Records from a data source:
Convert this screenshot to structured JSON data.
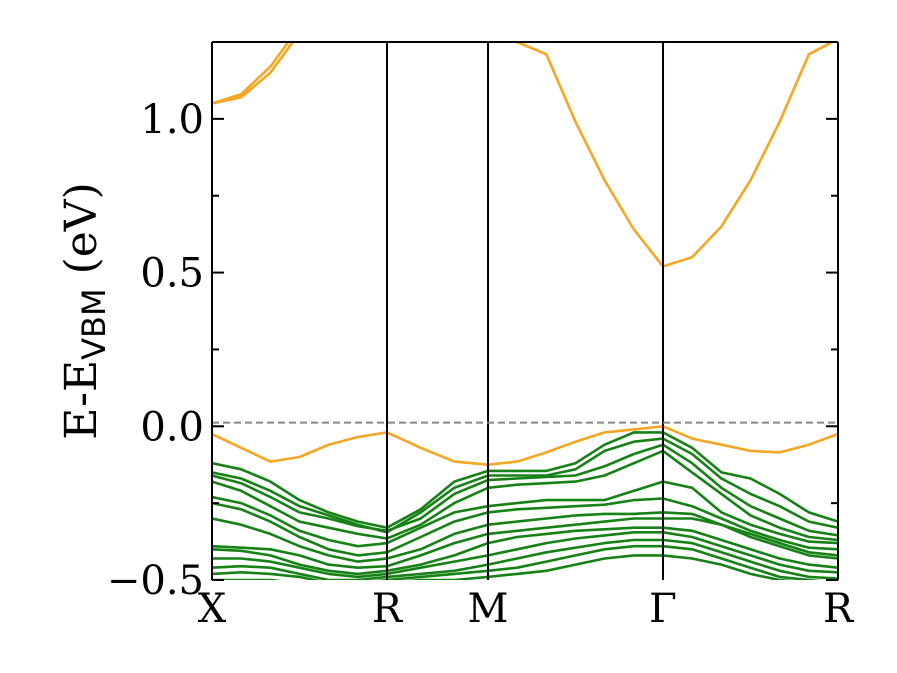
{
  "chart_data": {
    "type": "line",
    "title": "",
    "xlabel": "",
    "ylabel": {
      "prefix": "E-E",
      "subscript": "VBM",
      "suffix": " (eV)"
    },
    "ylim": [
      -0.5,
      1.25
    ],
    "yticks": [
      -0.5,
      0.0,
      0.5,
      1.0
    ],
    "ytick_labels": [
      "−0.5",
      "0.0",
      "0.5",
      "1.0"
    ],
    "kpath": {
      "labels": [
        "X",
        "R",
        "M",
        "Γ",
        "R"
      ],
      "positions": [
        0.0,
        0.866,
        1.366,
        2.232,
        3.098
      ]
    },
    "reference_line": {
      "y": 0.012,
      "style": "dashed",
      "color": "#888888"
    },
    "grid": false,
    "colors": {
      "conduction": "#f5a623",
      "valence": "#168216",
      "reference": "#888888",
      "axis": "#000000"
    },
    "x": [
      0.0,
      0.144,
      0.289,
      0.433,
      0.577,
      0.722,
      0.866,
      1.033,
      1.199,
      1.366,
      1.51,
      1.655,
      1.799,
      1.943,
      2.088,
      2.232,
      2.376,
      2.521,
      2.665,
      2.809,
      2.954,
      3.098
    ],
    "series": [
      {
        "band": "conduction",
        "values": [
          1.05,
          1.07,
          1.15,
          1.28,
          null,
          null,
          null,
          null,
          null,
          null,
          null,
          null,
          null,
          null,
          null,
          null,
          null,
          null,
          null,
          null,
          null,
          null
        ]
      },
      {
        "band": "conduction",
        "values": [
          1.05,
          1.08,
          1.17,
          1.3,
          null,
          null,
          null,
          null,
          null,
          null,
          null,
          null,
          null,
          null,
          null,
          null,
          null,
          null,
          null,
          null,
          null,
          null
        ]
      },
      {
        "band": "conduction",
        "values": [
          null,
          null,
          null,
          null,
          null,
          null,
          null,
          null,
          null,
          null,
          1.25,
          1.21,
          0.99,
          0.8,
          0.64,
          0.52,
          0.55,
          0.65,
          0.8,
          0.99,
          1.21,
          1.26
        ]
      },
      {
        "band": "conduction",
        "values": [
          -0.025,
          -0.07,
          -0.115,
          -0.1,
          -0.06,
          -0.035,
          -0.02,
          -0.07,
          -0.115,
          -0.125,
          -0.115,
          -0.085,
          -0.05,
          -0.02,
          -0.01,
          0.0,
          -0.04,
          -0.06,
          -0.08,
          -0.085,
          -0.06,
          -0.025
        ]
      },
      {
        "band": "valence",
        "values": [
          -0.12,
          -0.14,
          -0.18,
          -0.24,
          -0.28,
          -0.31,
          -0.33,
          -0.27,
          -0.18,
          -0.145,
          -0.145,
          -0.145,
          -0.12,
          -0.06,
          -0.02,
          -0.02,
          -0.07,
          -0.15,
          -0.17,
          -0.22,
          -0.28,
          -0.31
        ]
      },
      {
        "band": "valence",
        "values": [
          -0.15,
          -0.17,
          -0.21,
          -0.26,
          -0.29,
          -0.32,
          -0.345,
          -0.28,
          -0.2,
          -0.16,
          -0.16,
          -0.16,
          -0.14,
          -0.08,
          -0.05,
          -0.04,
          -0.09,
          -0.17,
          -0.22,
          -0.26,
          -0.31,
          -0.33
        ]
      },
      {
        "band": "valence",
        "values": [
          -0.16,
          -0.185,
          -0.23,
          -0.28,
          -0.3,
          -0.325,
          -0.34,
          -0.3,
          -0.22,
          -0.175,
          -0.17,
          -0.165,
          -0.16,
          -0.13,
          -0.09,
          -0.06,
          -0.12,
          -0.2,
          -0.26,
          -0.3,
          -0.34,
          -0.355
        ]
      },
      {
        "band": "valence",
        "values": [
          -0.18,
          -0.21,
          -0.26,
          -0.31,
          -0.33,
          -0.35,
          -0.365,
          -0.32,
          -0.25,
          -0.2,
          -0.19,
          -0.185,
          -0.18,
          -0.16,
          -0.12,
          -0.08,
          -0.15,
          -0.22,
          -0.29,
          -0.33,
          -0.36,
          -0.37
        ]
      },
      {
        "band": "valence",
        "values": [
          -0.23,
          -0.25,
          -0.29,
          -0.34,
          -0.37,
          -0.39,
          -0.38,
          -0.33,
          -0.28,
          -0.26,
          -0.25,
          -0.24,
          -0.24,
          -0.24,
          -0.21,
          -0.18,
          -0.2,
          -0.28,
          -0.32,
          -0.35,
          -0.375,
          -0.38
        ]
      },
      {
        "band": "valence",
        "values": [
          -0.25,
          -0.27,
          -0.31,
          -0.36,
          -0.4,
          -0.42,
          -0.41,
          -0.36,
          -0.31,
          -0.28,
          -0.27,
          -0.265,
          -0.26,
          -0.255,
          -0.24,
          -0.235,
          -0.26,
          -0.3,
          -0.34,
          -0.37,
          -0.395,
          -0.4
        ]
      },
      {
        "band": "valence",
        "values": [
          -0.3,
          -0.32,
          -0.35,
          -0.39,
          -0.42,
          -0.44,
          -0.43,
          -0.4,
          -0.35,
          -0.32,
          -0.31,
          -0.3,
          -0.29,
          -0.285,
          -0.285,
          -0.28,
          -0.285,
          -0.32,
          -0.35,
          -0.38,
          -0.41,
          -0.42
        ]
      },
      {
        "band": "valence",
        "values": [
          -0.39,
          -0.395,
          -0.4,
          -0.42,
          -0.45,
          -0.46,
          -0.455,
          -0.42,
          -0.38,
          -0.35,
          -0.34,
          -0.33,
          -0.32,
          -0.31,
          -0.3,
          -0.3,
          -0.3,
          -0.32,
          -0.36,
          -0.39,
          -0.42,
          -0.43
        ]
      },
      {
        "band": "valence",
        "values": [
          -0.4,
          -0.405,
          -0.42,
          -0.45,
          -0.47,
          -0.48,
          -0.47,
          -0.45,
          -0.42,
          -0.38,
          -0.36,
          -0.35,
          -0.34,
          -0.335,
          -0.33,
          -0.33,
          -0.34,
          -0.37,
          -0.4,
          -0.43,
          -0.45,
          -0.46
        ]
      },
      {
        "band": "valence",
        "values": [
          -0.43,
          -0.43,
          -0.44,
          -0.46,
          -0.48,
          -0.49,
          -0.48,
          -0.46,
          -0.44,
          -0.42,
          -0.4,
          -0.38,
          -0.365,
          -0.355,
          -0.345,
          -0.345,
          -0.36,
          -0.39,
          -0.42,
          -0.45,
          -0.47,
          -0.475
        ]
      },
      {
        "band": "valence",
        "values": [
          -0.46,
          -0.455,
          -0.46,
          -0.48,
          -0.5,
          -0.5,
          -0.49,
          -0.48,
          -0.47,
          -0.45,
          -0.43,
          -0.41,
          -0.395,
          -0.38,
          -0.37,
          -0.37,
          -0.38,
          -0.41,
          -0.44,
          -0.47,
          -0.49,
          -0.495
        ]
      },
      {
        "band": "valence",
        "values": [
          -0.48,
          -0.475,
          -0.48,
          -0.49,
          -0.51,
          -0.51,
          -0.5,
          -0.49,
          -0.48,
          -0.47,
          -0.46,
          -0.44,
          -0.42,
          -0.4,
          -0.39,
          -0.39,
          -0.4,
          -0.43,
          -0.46,
          -0.49,
          -0.5,
          -0.51
        ]
      },
      {
        "band": "valence",
        "values": [
          -0.5,
          -0.5,
          -0.5,
          -0.51,
          -0.52,
          -0.52,
          -0.51,
          -0.5,
          -0.5,
          -0.49,
          -0.48,
          -0.47,
          -0.45,
          -0.43,
          -0.42,
          -0.42,
          -0.43,
          -0.45,
          -0.48,
          -0.5,
          -0.51,
          -0.52
        ]
      }
    ]
  }
}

**Exercise**
Working from the material above, transcribe it exactly while omitting pictures.

**Task output**
Convert this screenshot to structured JSON data.
{
  "chart_data": {
    "type": "line",
    "title": "",
    "xlabel": "",
    "ylabel": {
      "prefix": "E-E",
      "subscript": "VBM",
      "suffix": " (eV)"
    },
    "ylim": [
      -0.5,
      1.25
    ],
    "yticks": [
      -0.5,
      0.0,
      0.5,
      1.0
    ],
    "ytick_labels": [
      "−0.5",
      "0.0",
      "0.5",
      "1.0"
    ],
    "kpath": {
      "labels": [
        "X",
        "R",
        "M",
        "Γ",
        "R"
      ],
      "positions": [
        0.0,
        0.866,
        1.366,
        2.232,
        3.098
      ]
    },
    "reference_line": {
      "y": 0.012,
      "style": "dashed",
      "color": "#888888"
    },
    "grid": false,
    "colors": {
      "conduction": "#f5a623",
      "valence": "#168216",
      "reference": "#888888",
      "axis": "#000000"
    },
    "x": [
      0.0,
      0.144,
      0.289,
      0.433,
      0.577,
      0.722,
      0.866,
      1.033,
      1.199,
      1.366,
      1.51,
      1.655,
      1.799,
      1.943,
      2.088,
      2.232,
      2.376,
      2.521,
      2.665,
      2.809,
      2.954,
      3.098
    ],
    "series": [
      {
        "band": "conduction",
        "values": [
          1.05,
          1.07,
          1.15,
          1.28,
          null,
          null,
          null,
          null,
          null,
          null,
          null,
          null,
          null,
          null,
          null,
          null,
          null,
          null,
          null,
          null,
          null,
          null
        ]
      },
      {
        "band": "conduction",
        "values": [
          1.05,
          1.08,
          1.17,
          1.3,
          null,
          null,
          null,
          null,
          null,
          null,
          null,
          null,
          null,
          null,
          null,
          null,
          null,
          null,
          null,
          null,
          null,
          null
        ]
      },
      {
        "band": "conduction",
        "values": [
          null,
          null,
          null,
          null,
          null,
          null,
          null,
          null,
          null,
          null,
          1.25,
          1.21,
          0.99,
          0.8,
          0.64,
          0.52,
          0.55,
          0.65,
          0.8,
          0.99,
          1.21,
          1.26
        ]
      },
      {
        "band": "conduction",
        "values": [
          -0.025,
          -0.07,
          -0.115,
          -0.1,
          -0.06,
          -0.035,
          -0.02,
          -0.07,
          -0.115,
          -0.125,
          -0.115,
          -0.085,
          -0.05,
          -0.02,
          -0.01,
          0.0,
          -0.04,
          -0.06,
          -0.08,
          -0.085,
          -0.06,
          -0.025
        ]
      },
      {
        "band": "valence",
        "values": [
          -0.12,
          -0.14,
          -0.18,
          -0.24,
          -0.28,
          -0.31,
          -0.33,
          -0.27,
          -0.18,
          -0.145,
          -0.145,
          -0.145,
          -0.12,
          -0.06,
          -0.02,
          -0.02,
          -0.07,
          -0.15,
          -0.17,
          -0.22,
          -0.28,
          -0.31
        ]
      },
      {
        "band": "valence",
        "values": [
          -0.15,
          -0.17,
          -0.21,
          -0.26,
          -0.29,
          -0.32,
          -0.345,
          -0.28,
          -0.2,
          -0.16,
          -0.16,
          -0.16,
          -0.14,
          -0.08,
          -0.05,
          -0.04,
          -0.09,
          -0.17,
          -0.22,
          -0.26,
          -0.31,
          -0.33
        ]
      },
      {
        "band": "valence",
        "values": [
          -0.16,
          -0.185,
          -0.23,
          -0.28,
          -0.3,
          -0.325,
          -0.34,
          -0.3,
          -0.22,
          -0.175,
          -0.17,
          -0.165,
          -0.16,
          -0.13,
          -0.09,
          -0.06,
          -0.12,
          -0.2,
          -0.26,
          -0.3,
          -0.34,
          -0.355
        ]
      },
      {
        "band": "valence",
        "values": [
          -0.18,
          -0.21,
          -0.26,
          -0.31,
          -0.33,
          -0.35,
          -0.365,
          -0.32,
          -0.25,
          -0.2,
          -0.19,
          -0.185,
          -0.18,
          -0.16,
          -0.12,
          -0.08,
          -0.15,
          -0.22,
          -0.29,
          -0.33,
          -0.36,
          -0.37
        ]
      },
      {
        "band": "valence",
        "values": [
          -0.23,
          -0.25,
          -0.29,
          -0.34,
          -0.37,
          -0.39,
          -0.38,
          -0.33,
          -0.28,
          -0.26,
          -0.25,
          -0.24,
          -0.24,
          -0.24,
          -0.21,
          -0.18,
          -0.2,
          -0.28,
          -0.32,
          -0.35,
          -0.375,
          -0.38
        ]
      },
      {
        "band": "valence",
        "values": [
          -0.25,
          -0.27,
          -0.31,
          -0.36,
          -0.4,
          -0.42,
          -0.41,
          -0.36,
          -0.31,
          -0.28,
          -0.27,
          -0.265,
          -0.26,
          -0.255,
          -0.24,
          -0.235,
          -0.26,
          -0.3,
          -0.34,
          -0.37,
          -0.395,
          -0.4
        ]
      },
      {
        "band": "valence",
        "values": [
          -0.3,
          -0.32,
          -0.35,
          -0.39,
          -0.42,
          -0.44,
          -0.43,
          -0.4,
          -0.35,
          -0.32,
          -0.31,
          -0.3,
          -0.29,
          -0.285,
          -0.285,
          -0.28,
          -0.285,
          -0.32,
          -0.35,
          -0.38,
          -0.41,
          -0.42
        ]
      },
      {
        "band": "valence",
        "values": [
          -0.39,
          -0.395,
          -0.4,
          -0.42,
          -0.45,
          -0.46,
          -0.455,
          -0.42,
          -0.38,
          -0.35,
          -0.34,
          -0.33,
          -0.32,
          -0.31,
          -0.3,
          -0.3,
          -0.3,
          -0.32,
          -0.36,
          -0.39,
          -0.42,
          -0.43
        ]
      },
      {
        "band": "valence",
        "values": [
          -0.4,
          -0.405,
          -0.42,
          -0.45,
          -0.47,
          -0.48,
          -0.47,
          -0.45,
          -0.42,
          -0.38,
          -0.36,
          -0.35,
          -0.34,
          -0.335,
          -0.33,
          -0.33,
          -0.34,
          -0.37,
          -0.4,
          -0.43,
          -0.45,
          -0.46
        ]
      },
      {
        "band": "valence",
        "values": [
          -0.43,
          -0.43,
          -0.44,
          -0.46,
          -0.48,
          -0.49,
          -0.48,
          -0.46,
          -0.44,
          -0.42,
          -0.4,
          -0.38,
          -0.365,
          -0.355,
          -0.345,
          -0.345,
          -0.36,
          -0.39,
          -0.42,
          -0.45,
          -0.47,
          -0.475
        ]
      },
      {
        "band": "valence",
        "values": [
          -0.46,
          -0.455,
          -0.46,
          -0.48,
          -0.5,
          -0.5,
          -0.49,
          -0.48,
          -0.47,
          -0.45,
          -0.43,
          -0.41,
          -0.395,
          -0.38,
          -0.37,
          -0.37,
          -0.38,
          -0.41,
          -0.44,
          -0.47,
          -0.49,
          -0.495
        ]
      },
      {
        "band": "valence",
        "values": [
          -0.48,
          -0.475,
          -0.48,
          -0.49,
          -0.51,
          -0.51,
          -0.5,
          -0.49,
          -0.48,
          -0.47,
          -0.46,
          -0.44,
          -0.42,
          -0.4,
          -0.39,
          -0.39,
          -0.4,
          -0.43,
          -0.46,
          -0.49,
          -0.5,
          -0.51
        ]
      },
      {
        "band": "valence",
        "values": [
          -0.5,
          -0.5,
          -0.5,
          -0.51,
          -0.52,
          -0.52,
          -0.51,
          -0.5,
          -0.5,
          -0.49,
          -0.48,
          -0.47,
          -0.45,
          -0.43,
          -0.42,
          -0.42,
          -0.43,
          -0.45,
          -0.48,
          -0.5,
          -0.51,
          -0.52
        ]
      }
    ]
  }
}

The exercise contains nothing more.